--- Begin ---

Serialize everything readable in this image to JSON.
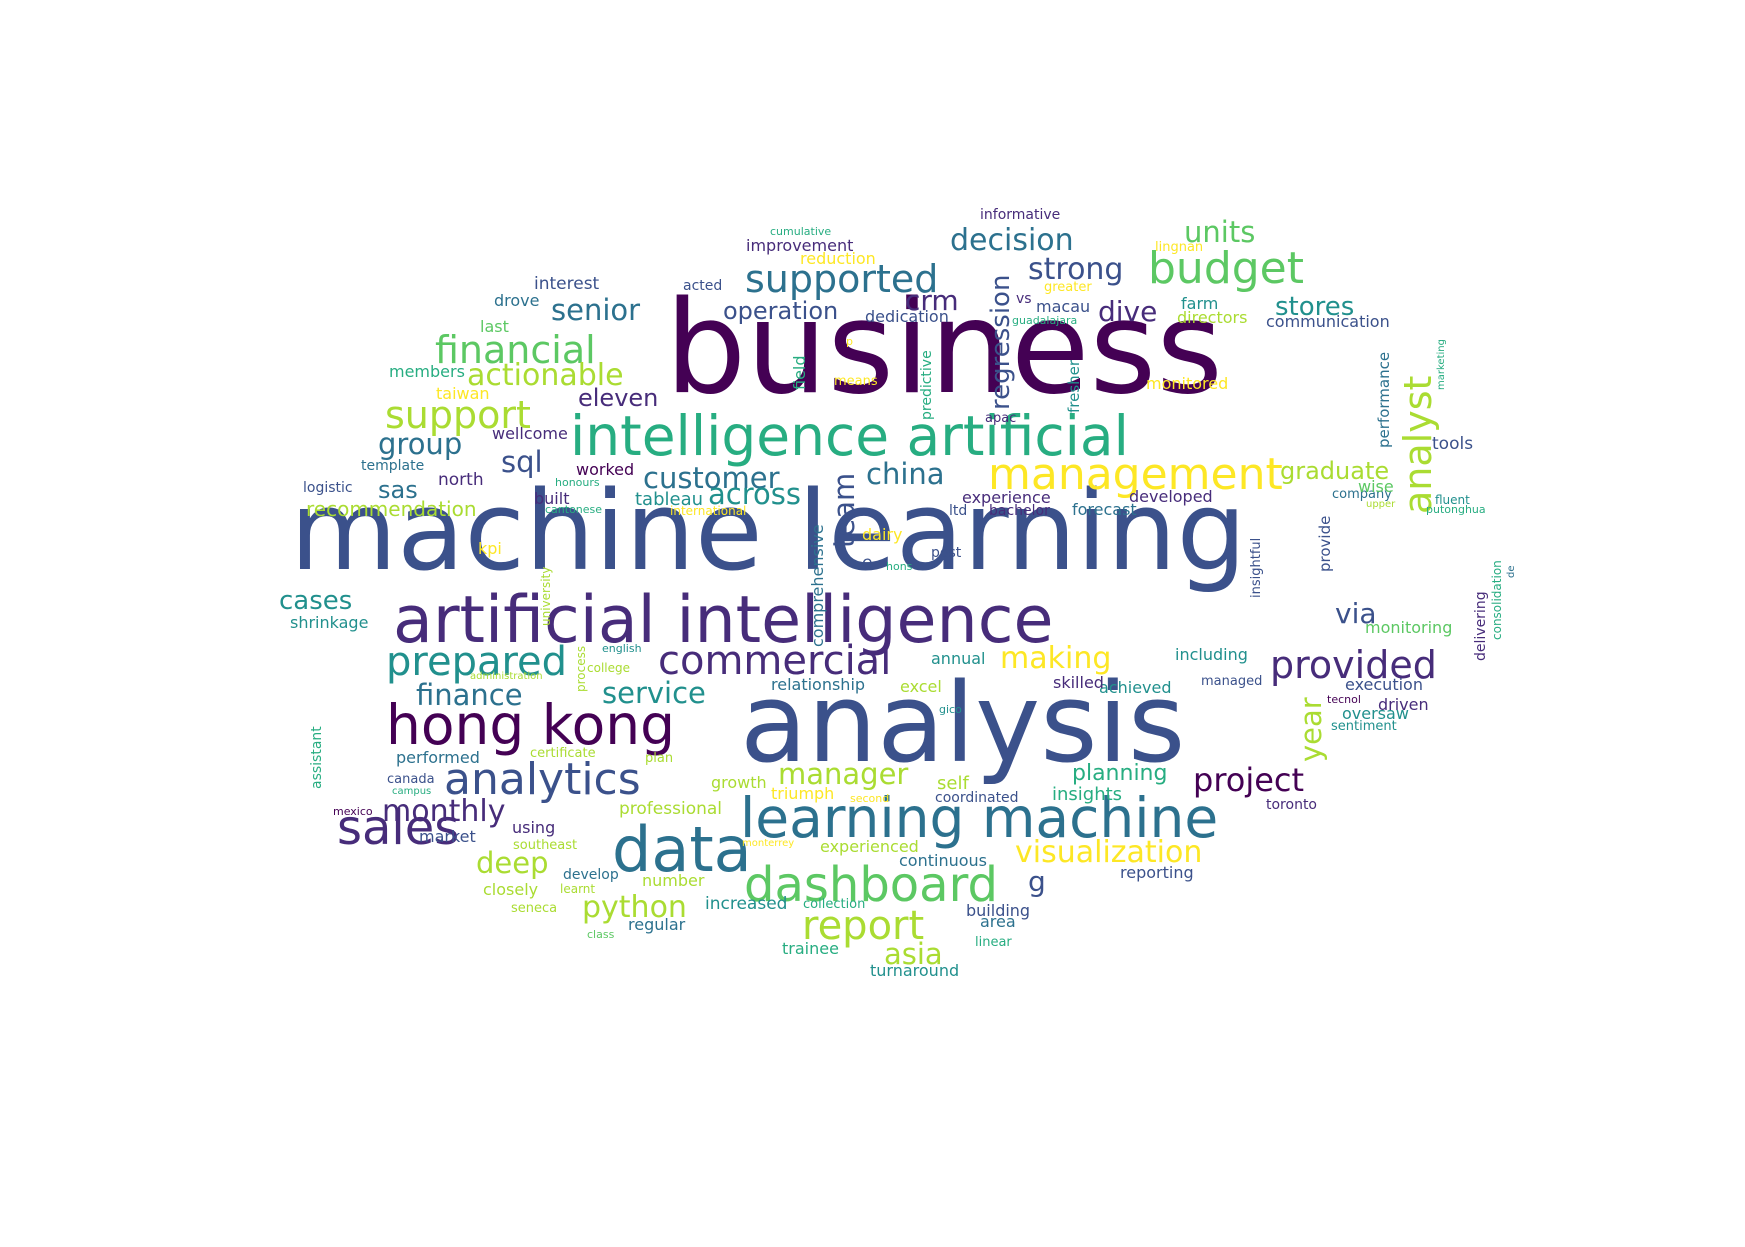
{
  "palette": [
    "#440154",
    "#472c7a",
    "#3b518b",
    "#2c718e",
    "#21908d",
    "#27ad81",
    "#5cc863",
    "#aadc32",
    "#fde725"
  ],
  "words": [
    {
      "text": "machine learning"
    },
    {
      "text": "business"
    },
    {
      "text": "analysis"
    },
    {
      "text": "artificial intelligence"
    },
    {
      "text": "intelligence artificial"
    },
    {
      "text": "learning machine"
    },
    {
      "text": "data"
    },
    {
      "text": "hong kong"
    },
    {
      "text": "dashboard"
    },
    {
      "text": "analytics"
    },
    {
      "text": "management"
    },
    {
      "text": "budget"
    },
    {
      "text": "sales"
    },
    {
      "text": "supported"
    },
    {
      "text": "report"
    },
    {
      "text": "commercial"
    },
    {
      "text": "prepared"
    },
    {
      "text": "provided"
    },
    {
      "text": "financial"
    },
    {
      "text": "support"
    },
    {
      "text": "analyst"
    },
    {
      "text": "regression"
    },
    {
      "text": "project"
    },
    {
      "text": "visualization"
    },
    {
      "text": "actionable"
    },
    {
      "text": "finance"
    },
    {
      "text": "service"
    },
    {
      "text": "decision"
    },
    {
      "text": "strong"
    },
    {
      "text": "senior"
    },
    {
      "text": "customer"
    },
    {
      "text": "python"
    },
    {
      "text": "monthly"
    },
    {
      "text": "units"
    },
    {
      "text": "manager"
    },
    {
      "text": "making"
    },
    {
      "text": "deep"
    },
    {
      "text": "asia"
    },
    {
      "text": "china"
    },
    {
      "text": "across"
    },
    {
      "text": "group"
    },
    {
      "text": "sql"
    },
    {
      "text": "year"
    },
    {
      "text": "team"
    },
    {
      "text": "via"
    },
    {
      "text": "crm"
    },
    {
      "text": "dive"
    },
    {
      "text": "stores"
    },
    {
      "text": "graduate"
    },
    {
      "text": "operation"
    },
    {
      "text": "eleven"
    },
    {
      "text": "cases"
    },
    {
      "text": "planning"
    },
    {
      "text": "sas"
    },
    {
      "text": "g"
    },
    {
      "text": "recommendation"
    },
    {
      "text": "insights"
    },
    {
      "text": "tableau"
    },
    {
      "text": "self"
    },
    {
      "text": "interest"
    },
    {
      "text": "drove"
    },
    {
      "text": "last"
    },
    {
      "text": "members"
    },
    {
      "text": "taiwan"
    },
    {
      "text": "wellcome"
    },
    {
      "text": "template"
    },
    {
      "text": "logistic"
    },
    {
      "text": "north"
    },
    {
      "text": "worked"
    },
    {
      "text": "honours"
    },
    {
      "text": "built"
    },
    {
      "text": "cantonese"
    },
    {
      "text": "international"
    },
    {
      "text": "kpi"
    },
    {
      "text": "shrinkage"
    },
    {
      "text": "university"
    },
    {
      "text": "process"
    },
    {
      "text": "english"
    },
    {
      "text": "administration"
    },
    {
      "text": "college"
    },
    {
      "text": "assistant"
    },
    {
      "text": "certificate"
    },
    {
      "text": "performed"
    },
    {
      "text": "plan"
    },
    {
      "text": "canada"
    },
    {
      "text": "campus"
    },
    {
      "text": "mexico"
    },
    {
      "text": "professional"
    },
    {
      "text": "using"
    },
    {
      "text": "market"
    },
    {
      "text": "southeast"
    },
    {
      "text": "monterrey"
    },
    {
      "text": "develop"
    },
    {
      "text": "learnt"
    },
    {
      "text": "closely"
    },
    {
      "text": "seneca"
    },
    {
      "text": "class"
    },
    {
      "text": "number"
    },
    {
      "text": "regular"
    },
    {
      "text": "increased"
    },
    {
      "text": "collection"
    },
    {
      "text": "trainee"
    },
    {
      "text": "turnaround"
    },
    {
      "text": "linear"
    },
    {
      "text": "area"
    },
    {
      "text": "building"
    },
    {
      "text": "continuous"
    },
    {
      "text": "experienced"
    },
    {
      "text": "second"
    },
    {
      "text": "triumph"
    },
    {
      "text": "growth"
    },
    {
      "text": "coordinated"
    },
    {
      "text": "reporting"
    },
    {
      "text": "toronto"
    },
    {
      "text": "sentiment"
    },
    {
      "text": "oversaw"
    },
    {
      "text": "driven"
    },
    {
      "text": "tecnol"
    },
    {
      "text": "execution"
    },
    {
      "text": "managed"
    },
    {
      "text": "achieved"
    },
    {
      "text": "skilled"
    },
    {
      "text": "gico"
    },
    {
      "text": "excel"
    },
    {
      "text": "relationship"
    },
    {
      "text": "annual"
    },
    {
      "text": "including"
    },
    {
      "text": "monitoring"
    },
    {
      "text": "delivering"
    },
    {
      "text": "consolidation"
    },
    {
      "text": "de"
    },
    {
      "text": "insightful"
    },
    {
      "text": "provide"
    },
    {
      "text": "hons"
    },
    {
      "text": "e"
    },
    {
      "text": "post"
    },
    {
      "text": "dairy"
    },
    {
      "text": "comprehensive"
    },
    {
      "text": "ltd"
    },
    {
      "text": "bachelor"
    },
    {
      "text": "forecast"
    },
    {
      "text": "experience"
    },
    {
      "text": "developed"
    },
    {
      "text": "company"
    },
    {
      "text": "wise"
    },
    {
      "text": "upper"
    },
    {
      "text": "fluent"
    },
    {
      "text": "putonghua"
    },
    {
      "text": "tools"
    },
    {
      "text": "performance"
    },
    {
      "text": "marketing"
    },
    {
      "text": "communication"
    },
    {
      "text": "directors"
    },
    {
      "text": "farm"
    },
    {
      "text": "monitored"
    },
    {
      "text": "fresher"
    },
    {
      "text": "apac"
    },
    {
      "text": "predictive"
    },
    {
      "text": "means"
    },
    {
      "text": "p"
    },
    {
      "text": "field"
    },
    {
      "text": "dedication"
    },
    {
      "text": "macau"
    },
    {
      "text": "guadalajara"
    },
    {
      "text": "vs"
    },
    {
      "text": "greater"
    },
    {
      "text": "lingnan"
    },
    {
      "text": "informative"
    },
    {
      "text": "cumulative"
    },
    {
      "text": "improvement"
    },
    {
      "text": "reduction"
    },
    {
      "text": "acted"
    }
  ]
}
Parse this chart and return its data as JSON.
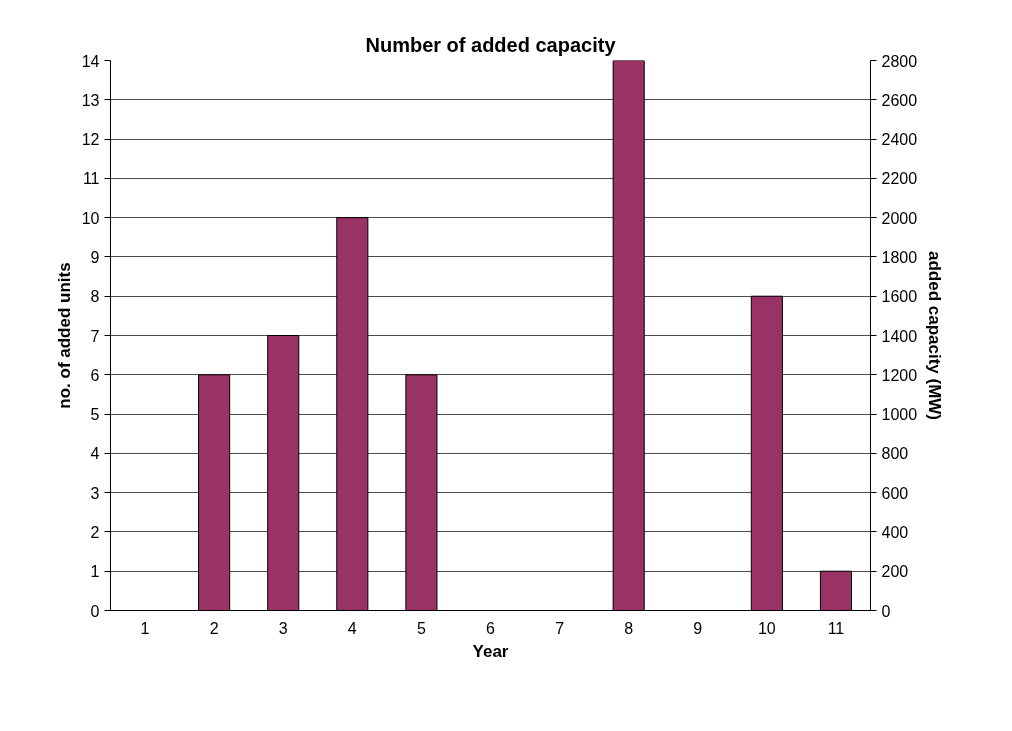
{
  "chart_data": {
    "type": "bar",
    "title": "Number of added capacity",
    "xlabel": "Year",
    "ylabel": "no. of added units",
    "y2label": "added capacity (MW)",
    "categories": [
      "1",
      "2",
      "3",
      "4",
      "5",
      "6",
      "7",
      "8",
      "9",
      "10",
      "11"
    ],
    "series": [
      {
        "color": "#993366",
        "values": [
          0,
          6,
          7,
          10,
          6,
          0,
          0,
          14,
          0,
          8,
          1
        ]
      }
    ],
    "ylim": [
      0,
      14
    ],
    "yticks": [
      0,
      1,
      2,
      3,
      4,
      5,
      6,
      7,
      8,
      9,
      10,
      11,
      12,
      13,
      14
    ],
    "y2lim": [
      0,
      2800
    ],
    "y2ticks": [
      0,
      200,
      400,
      600,
      800,
      1000,
      1200,
      1400,
      1600,
      1800,
      2000,
      2200,
      2400,
      2600,
      2800
    ],
    "grid": "y"
  }
}
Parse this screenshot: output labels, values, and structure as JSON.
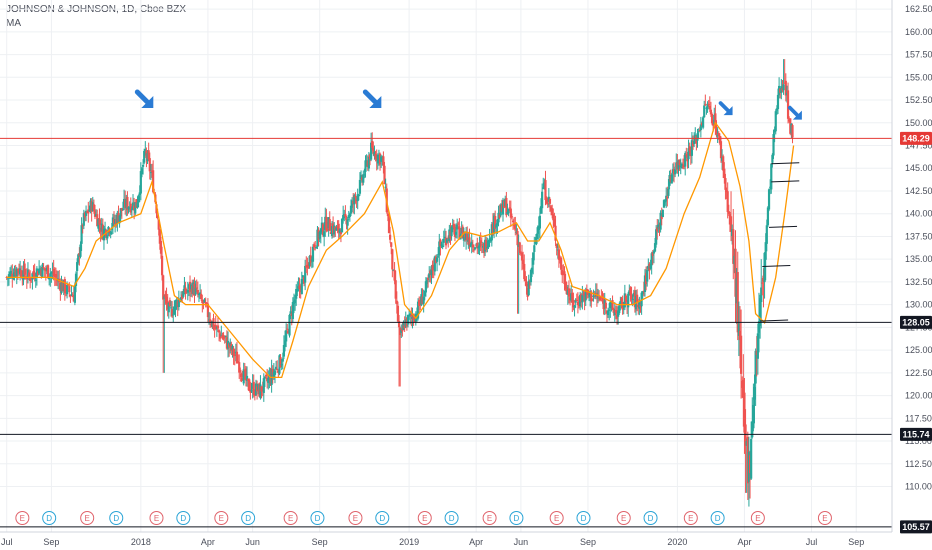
{
  "header": {
    "symbol": "JOHNSON & JOHNSON, 1D, Cboe BZX",
    "indicator": "MA"
  },
  "chart_data": {
    "type": "candlestick",
    "title": "JOHNSON & JOHNSON, 1D, Cboe BZX",
    "indicators": [
      "MA"
    ],
    "y_ticks": [
      110.0,
      112.5,
      115.0,
      117.5,
      120.0,
      122.5,
      125.0,
      127.5,
      130.0,
      132.5,
      135.0,
      137.5,
      140.0,
      142.5,
      145.0,
      147.5,
      150.0,
      152.5,
      155.0,
      157.5,
      160.0,
      162.5
    ],
    "y_tick_labels": [
      "110.00",
      "112.50",
      "115.00",
      "117.50",
      "120.00",
      "122.50",
      "125.00",
      "127.50",
      "130.00",
      "132.50",
      "135.00",
      "137.50",
      "140.00",
      "142.50",
      "145.00",
      "147.50",
      "150.00",
      "152.50",
      "155.00",
      "157.50",
      "160.00",
      "162.50"
    ],
    "ylim": [
      105.0,
      163.5
    ],
    "x_ticks": [
      {
        "label": "Jul",
        "t": 0
      },
      {
        "label": "Sep",
        "t": 2
      },
      {
        "label": "2018",
        "t": 6
      },
      {
        "label": "Apr",
        "t": 9
      },
      {
        "label": "Jun",
        "t": 11
      },
      {
        "label": "Sep",
        "t": 14
      },
      {
        "label": "2019",
        "t": 18
      },
      {
        "label": "Apr",
        "t": 21
      },
      {
        "label": "Jun",
        "t": 23
      },
      {
        "label": "Sep",
        "t": 26
      },
      {
        "label": "2020",
        "t": 30
      },
      {
        "label": "Apr",
        "t": 33
      },
      {
        "label": "Jul",
        "t": 36
      },
      {
        "label": "Sep",
        "t": 38
      }
    ],
    "x_range_months": [
      -0.3,
      39.6
    ],
    "price_points": [
      [
        0,
        133
      ],
      [
        0.5,
        134
      ],
      [
        1,
        133
      ],
      [
        1.5,
        134
      ],
      [
        2,
        133.5
      ],
      [
        2.5,
        132
      ],
      [
        3,
        131
      ],
      [
        3.4,
        139
      ],
      [
        3.8,
        141
      ],
      [
        4.3,
        138
      ],
      [
        4.8,
        139
      ],
      [
        5.3,
        141
      ],
      [
        5.8,
        141
      ],
      [
        6.2,
        146.8
      ],
      [
        6.5,
        144
      ],
      [
        6.8,
        139
      ],
      [
        7,
        131
      ],
      [
        7.3,
        129
      ],
      [
        7.8,
        131
      ],
      [
        8.3,
        132
      ],
      [
        8.8,
        130
      ],
      [
        9.3,
        127.5
      ],
      [
        9.8,
        126
      ],
      [
        10.3,
        124
      ],
      [
        10.8,
        121
      ],
      [
        11.3,
        120.5
      ],
      [
        11.8,
        122
      ],
      [
        12.3,
        124
      ],
      [
        12.8,
        130
      ],
      [
        13.3,
        133
      ],
      [
        13.8,
        137
      ],
      [
        14.3,
        139
      ],
      [
        14.8,
        138
      ],
      [
        15.3,
        140
      ],
      [
        15.8,
        143
      ],
      [
        16.3,
        147
      ],
      [
        16.8,
        146
      ],
      [
        17.3,
        133
      ],
      [
        17.6,
        126
      ],
      [
        17.8,
        128
      ],
      [
        18.3,
        129
      ],
      [
        18.8,
        132
      ],
      [
        19.3,
        136
      ],
      [
        19.8,
        138
      ],
      [
        20.3,
        138
      ],
      [
        20.8,
        137
      ],
      [
        21.3,
        136
      ],
      [
        21.8,
        139
      ],
      [
        22.3,
        141
      ],
      [
        22.8,
        138
      ],
      [
        23.3,
        131
      ],
      [
        23.6,
        136
      ],
      [
        24,
        143
      ],
      [
        24.3,
        141
      ],
      [
        24.8,
        134
      ],
      [
        25.3,
        130
      ],
      [
        25.8,
        131
      ],
      [
        26.3,
        131
      ],
      [
        26.8,
        130
      ],
      [
        27.3,
        129
      ],
      [
        27.8,
        131
      ],
      [
        28.3,
        130
      ],
      [
        28.8,
        135
      ],
      [
        29.3,
        140
      ],
      [
        29.8,
        145
      ],
      [
        30.3,
        146
      ],
      [
        30.8,
        148
      ],
      [
        31.3,
        152
      ],
      [
        31.7,
        150
      ],
      [
        32,
        146
      ],
      [
        32.3,
        140
      ],
      [
        32.6,
        133
      ],
      [
        32.8,
        124
      ],
      [
        33,
        115
      ],
      [
        33.2,
        112
      ],
      [
        33.5,
        124
      ],
      [
        33.8,
        132
      ],
      [
        34.1,
        142
      ],
      [
        34.3,
        148
      ],
      [
        34.5,
        153
      ],
      [
        34.8,
        155
      ],
      [
        35,
        150
      ],
      [
        35.2,
        148.3
      ]
    ],
    "moving_average": [
      [
        0,
        133
      ],
      [
        1,
        133
      ],
      [
        2,
        133
      ],
      [
        3,
        132
      ],
      [
        3.5,
        134
      ],
      [
        4,
        137
      ],
      [
        5,
        139
      ],
      [
        6,
        140
      ],
      [
        6.5,
        143.5
      ],
      [
        7,
        137
      ],
      [
        7.5,
        131
      ],
      [
        8,
        130
      ],
      [
        9,
        130
      ],
      [
        10,
        127
      ],
      [
        11,
        124
      ],
      [
        11.8,
        122
      ],
      [
        12.3,
        122
      ],
      [
        12.8,
        126
      ],
      [
        13.5,
        132
      ],
      [
        14.3,
        136
      ],
      [
        15,
        137.5
      ],
      [
        16,
        140
      ],
      [
        16.8,
        143.5
      ],
      [
        17.3,
        138
      ],
      [
        17.8,
        130
      ],
      [
        18.3,
        128.5
      ],
      [
        19,
        131
      ],
      [
        19.8,
        136
      ],
      [
        20.5,
        138
      ],
      [
        21.3,
        137.5
      ],
      [
        22,
        138
      ],
      [
        22.8,
        139
      ],
      [
        23.3,
        137
      ],
      [
        23.8,
        137
      ],
      [
        24.3,
        139
      ],
      [
        24.8,
        136
      ],
      [
        25.3,
        132
      ],
      [
        26.5,
        131
      ],
      [
        27.3,
        130
      ],
      [
        28,
        130
      ],
      [
        28.8,
        131
      ],
      [
        29.5,
        134
      ],
      [
        30.3,
        140
      ],
      [
        31,
        144
      ],
      [
        31.7,
        150
      ],
      [
        32.3,
        148
      ],
      [
        32.8,
        143
      ],
      [
        33.2,
        137
      ],
      [
        33.5,
        129
      ],
      [
        33.9,
        128
      ],
      [
        34.4,
        133
      ],
      [
        34.8,
        140
      ],
      [
        35.2,
        147.5
      ]
    ],
    "horizontal_levels": [
      {
        "value": 148.29,
        "label": "148.29",
        "color": "#e53935"
      },
      {
        "value": 128.05,
        "label": "128.05",
        "color": "#131722"
      },
      {
        "value": 115.74,
        "label": "115.74",
        "color": "#131722"
      },
      {
        "value": 105.57,
        "label": "105.57",
        "color": "#131722"
      }
    ],
    "annotations": {
      "arrows": [
        {
          "t": 6.2,
          "price": 152.5
        },
        {
          "t": 16.4,
          "price": 152.5
        },
        {
          "t": 32.2,
          "price": 151.5
        },
        {
          "t": 35.3,
          "price": 151
        }
      ],
      "target_ticks": [
        {
          "t": 34.2,
          "price": 145.5
        },
        {
          "t": 34.2,
          "price": 143.5
        },
        {
          "t": 34.1,
          "price": 138.5
        },
        {
          "t": 33.8,
          "price": 134.2
        },
        {
          "t": 33.7,
          "price": 128.2
        }
      ]
    },
    "events": [
      {
        "type": "E",
        "t": 0.7
      },
      {
        "type": "D",
        "t": 1.9
      },
      {
        "type": "E",
        "t": 3.6
      },
      {
        "type": "D",
        "t": 4.9
      },
      {
        "type": "E",
        "t": 6.7
      },
      {
        "type": "D",
        "t": 7.9
      },
      {
        "type": "E",
        "t": 9.6
      },
      {
        "type": "D",
        "t": 10.8
      },
      {
        "type": "E",
        "t": 12.7
      },
      {
        "type": "D",
        "t": 13.9
      },
      {
        "type": "E",
        "t": 15.6
      },
      {
        "type": "D",
        "t": 16.8
      },
      {
        "type": "E",
        "t": 18.7
      },
      {
        "type": "D",
        "t": 19.9
      },
      {
        "type": "E",
        "t": 21.6
      },
      {
        "type": "D",
        "t": 22.8
      },
      {
        "type": "E",
        "t": 24.6
      },
      {
        "type": "D",
        "t": 25.8
      },
      {
        "type": "E",
        "t": 27.6
      },
      {
        "type": "D",
        "t": 28.8
      },
      {
        "type": "E",
        "t": 30.6
      },
      {
        "type": "D",
        "t": 31.8
      },
      {
        "type": "E",
        "t": 33.6
      },
      {
        "type": "E",
        "t": 36.6
      }
    ],
    "grid": true,
    "price_scale": "right"
  },
  "colors": {
    "up": "#26a69a",
    "down": "#ef5350",
    "ma": "#ff9800",
    "arrow": "#2a7bd4",
    "grid": "#eef0f3",
    "event_e": "#e0636b",
    "event_d": "#2aa4d6",
    "last_price_bg": "#e53935",
    "level_bg": "#131722"
  }
}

--- End ---

_Exercise_. For each line of the entries that includes "artificial", show that line.

_In response_.
      "text": "artificial intelligence"
      "text": "intelligence artificial"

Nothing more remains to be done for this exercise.